WHAT YOU WILL DO
Copy each line that contains the string "name".

[Collected data]
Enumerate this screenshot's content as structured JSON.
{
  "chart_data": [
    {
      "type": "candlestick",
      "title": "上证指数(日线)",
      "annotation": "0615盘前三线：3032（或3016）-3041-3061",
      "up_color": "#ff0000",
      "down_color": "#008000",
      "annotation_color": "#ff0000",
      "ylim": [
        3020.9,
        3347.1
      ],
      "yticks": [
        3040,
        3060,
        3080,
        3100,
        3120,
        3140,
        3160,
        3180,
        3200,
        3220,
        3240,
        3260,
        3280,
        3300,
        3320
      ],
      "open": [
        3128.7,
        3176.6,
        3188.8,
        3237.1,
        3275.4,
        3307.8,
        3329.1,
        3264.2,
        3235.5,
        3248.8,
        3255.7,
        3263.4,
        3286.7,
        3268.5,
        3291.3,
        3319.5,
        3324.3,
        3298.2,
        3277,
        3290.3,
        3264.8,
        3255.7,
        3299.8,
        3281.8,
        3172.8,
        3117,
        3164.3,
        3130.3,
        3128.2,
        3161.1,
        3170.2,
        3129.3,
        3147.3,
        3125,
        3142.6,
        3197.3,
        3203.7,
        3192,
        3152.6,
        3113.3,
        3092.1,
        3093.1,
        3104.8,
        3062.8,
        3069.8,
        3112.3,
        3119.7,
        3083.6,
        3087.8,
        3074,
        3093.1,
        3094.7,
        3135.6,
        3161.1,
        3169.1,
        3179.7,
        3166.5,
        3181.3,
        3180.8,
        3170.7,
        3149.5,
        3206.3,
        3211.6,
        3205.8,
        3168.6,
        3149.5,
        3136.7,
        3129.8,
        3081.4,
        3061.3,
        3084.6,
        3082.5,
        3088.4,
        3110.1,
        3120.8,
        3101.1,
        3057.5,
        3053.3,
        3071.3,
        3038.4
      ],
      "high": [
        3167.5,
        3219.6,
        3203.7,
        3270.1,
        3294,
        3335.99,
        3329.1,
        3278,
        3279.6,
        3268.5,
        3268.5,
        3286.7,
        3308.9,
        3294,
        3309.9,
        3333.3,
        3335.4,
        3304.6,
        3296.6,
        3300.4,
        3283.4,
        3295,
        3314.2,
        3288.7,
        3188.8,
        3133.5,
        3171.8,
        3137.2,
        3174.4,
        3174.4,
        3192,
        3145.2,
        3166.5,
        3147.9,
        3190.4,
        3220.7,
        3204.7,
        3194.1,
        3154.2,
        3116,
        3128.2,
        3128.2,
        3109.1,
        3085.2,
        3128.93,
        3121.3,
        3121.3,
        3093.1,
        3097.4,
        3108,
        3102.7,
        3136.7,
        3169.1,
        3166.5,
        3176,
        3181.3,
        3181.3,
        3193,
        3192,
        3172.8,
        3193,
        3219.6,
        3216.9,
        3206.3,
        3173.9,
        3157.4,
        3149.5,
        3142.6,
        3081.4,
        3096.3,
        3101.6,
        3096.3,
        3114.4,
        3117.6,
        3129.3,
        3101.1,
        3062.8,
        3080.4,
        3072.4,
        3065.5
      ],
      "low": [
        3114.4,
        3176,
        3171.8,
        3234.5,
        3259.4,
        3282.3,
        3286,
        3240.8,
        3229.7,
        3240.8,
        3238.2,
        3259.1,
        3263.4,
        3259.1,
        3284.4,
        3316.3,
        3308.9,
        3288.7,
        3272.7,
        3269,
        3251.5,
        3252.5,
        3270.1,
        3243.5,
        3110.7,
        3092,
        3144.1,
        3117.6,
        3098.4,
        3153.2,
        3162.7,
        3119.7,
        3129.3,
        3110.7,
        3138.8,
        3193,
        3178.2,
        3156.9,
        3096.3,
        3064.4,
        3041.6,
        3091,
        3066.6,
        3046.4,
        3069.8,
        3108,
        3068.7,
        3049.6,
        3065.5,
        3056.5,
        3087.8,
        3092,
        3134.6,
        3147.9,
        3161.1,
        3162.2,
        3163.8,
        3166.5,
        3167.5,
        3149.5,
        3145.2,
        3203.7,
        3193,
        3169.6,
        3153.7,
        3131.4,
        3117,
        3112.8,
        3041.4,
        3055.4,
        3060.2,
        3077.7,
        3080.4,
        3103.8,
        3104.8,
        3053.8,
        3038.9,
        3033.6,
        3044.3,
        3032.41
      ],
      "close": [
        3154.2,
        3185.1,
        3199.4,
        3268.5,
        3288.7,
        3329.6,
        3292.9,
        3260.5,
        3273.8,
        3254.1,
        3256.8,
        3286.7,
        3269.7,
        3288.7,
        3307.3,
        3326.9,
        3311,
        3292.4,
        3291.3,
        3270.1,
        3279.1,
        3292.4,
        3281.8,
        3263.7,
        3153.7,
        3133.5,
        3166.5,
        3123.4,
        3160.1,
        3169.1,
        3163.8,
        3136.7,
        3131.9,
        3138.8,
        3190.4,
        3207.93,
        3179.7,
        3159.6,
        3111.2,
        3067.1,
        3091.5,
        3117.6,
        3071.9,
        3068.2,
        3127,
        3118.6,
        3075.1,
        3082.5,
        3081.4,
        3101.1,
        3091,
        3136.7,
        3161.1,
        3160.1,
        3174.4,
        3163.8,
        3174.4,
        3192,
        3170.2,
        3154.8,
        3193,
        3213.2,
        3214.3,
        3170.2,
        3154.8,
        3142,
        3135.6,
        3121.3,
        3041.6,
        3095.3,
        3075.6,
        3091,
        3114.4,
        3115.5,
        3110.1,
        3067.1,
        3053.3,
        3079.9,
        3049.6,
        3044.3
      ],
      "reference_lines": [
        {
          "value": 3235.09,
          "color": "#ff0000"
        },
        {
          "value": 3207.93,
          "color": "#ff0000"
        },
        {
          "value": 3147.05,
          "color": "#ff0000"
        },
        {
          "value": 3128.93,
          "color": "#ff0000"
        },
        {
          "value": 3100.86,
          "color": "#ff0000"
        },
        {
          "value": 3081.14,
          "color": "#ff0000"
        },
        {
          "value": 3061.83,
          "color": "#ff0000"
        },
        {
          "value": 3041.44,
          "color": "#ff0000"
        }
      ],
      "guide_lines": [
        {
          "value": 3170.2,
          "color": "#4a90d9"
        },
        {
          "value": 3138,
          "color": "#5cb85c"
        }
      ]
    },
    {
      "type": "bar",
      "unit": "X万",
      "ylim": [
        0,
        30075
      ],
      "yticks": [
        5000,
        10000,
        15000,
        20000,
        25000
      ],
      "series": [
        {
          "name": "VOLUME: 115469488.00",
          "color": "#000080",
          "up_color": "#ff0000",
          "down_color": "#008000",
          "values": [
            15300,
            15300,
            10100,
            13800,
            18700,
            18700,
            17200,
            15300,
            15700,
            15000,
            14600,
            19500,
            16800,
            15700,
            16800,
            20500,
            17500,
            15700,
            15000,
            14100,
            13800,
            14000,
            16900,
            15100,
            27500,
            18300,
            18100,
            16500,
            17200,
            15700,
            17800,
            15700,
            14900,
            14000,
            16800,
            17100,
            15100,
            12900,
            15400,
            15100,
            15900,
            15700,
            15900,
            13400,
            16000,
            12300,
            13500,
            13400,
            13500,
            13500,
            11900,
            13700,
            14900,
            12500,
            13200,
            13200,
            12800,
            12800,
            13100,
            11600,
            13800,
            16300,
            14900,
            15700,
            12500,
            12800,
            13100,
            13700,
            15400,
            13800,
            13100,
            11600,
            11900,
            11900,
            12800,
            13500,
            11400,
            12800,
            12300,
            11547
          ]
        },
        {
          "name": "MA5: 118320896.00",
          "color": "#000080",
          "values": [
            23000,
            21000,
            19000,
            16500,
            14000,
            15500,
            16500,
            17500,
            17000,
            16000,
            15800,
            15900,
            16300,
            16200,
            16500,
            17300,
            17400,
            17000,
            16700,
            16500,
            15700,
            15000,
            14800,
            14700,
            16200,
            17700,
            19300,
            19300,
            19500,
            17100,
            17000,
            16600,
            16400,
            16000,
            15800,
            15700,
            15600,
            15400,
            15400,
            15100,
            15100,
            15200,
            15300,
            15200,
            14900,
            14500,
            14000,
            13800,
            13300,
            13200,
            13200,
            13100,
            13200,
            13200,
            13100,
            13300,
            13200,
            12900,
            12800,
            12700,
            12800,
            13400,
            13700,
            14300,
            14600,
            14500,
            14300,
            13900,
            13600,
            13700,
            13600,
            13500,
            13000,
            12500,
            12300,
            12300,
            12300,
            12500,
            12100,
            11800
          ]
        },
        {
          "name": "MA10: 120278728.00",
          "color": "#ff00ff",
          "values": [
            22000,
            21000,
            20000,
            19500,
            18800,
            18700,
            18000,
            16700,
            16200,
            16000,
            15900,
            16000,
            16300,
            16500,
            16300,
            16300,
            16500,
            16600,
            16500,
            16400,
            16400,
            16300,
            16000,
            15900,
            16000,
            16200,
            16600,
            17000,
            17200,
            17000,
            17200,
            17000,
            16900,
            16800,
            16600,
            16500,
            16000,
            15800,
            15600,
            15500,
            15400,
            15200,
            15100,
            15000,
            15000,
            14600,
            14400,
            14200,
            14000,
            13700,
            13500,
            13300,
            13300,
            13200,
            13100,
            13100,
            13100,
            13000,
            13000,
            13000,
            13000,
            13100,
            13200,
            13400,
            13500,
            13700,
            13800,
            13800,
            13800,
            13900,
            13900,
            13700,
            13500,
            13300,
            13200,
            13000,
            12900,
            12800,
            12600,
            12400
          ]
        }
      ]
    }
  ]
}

WRITTEN RESPONSE
          "name": "VOLUME: 115469488.00",
          "name": "MA5: 118320896.00",
          "name": "MA10: 120278728.00",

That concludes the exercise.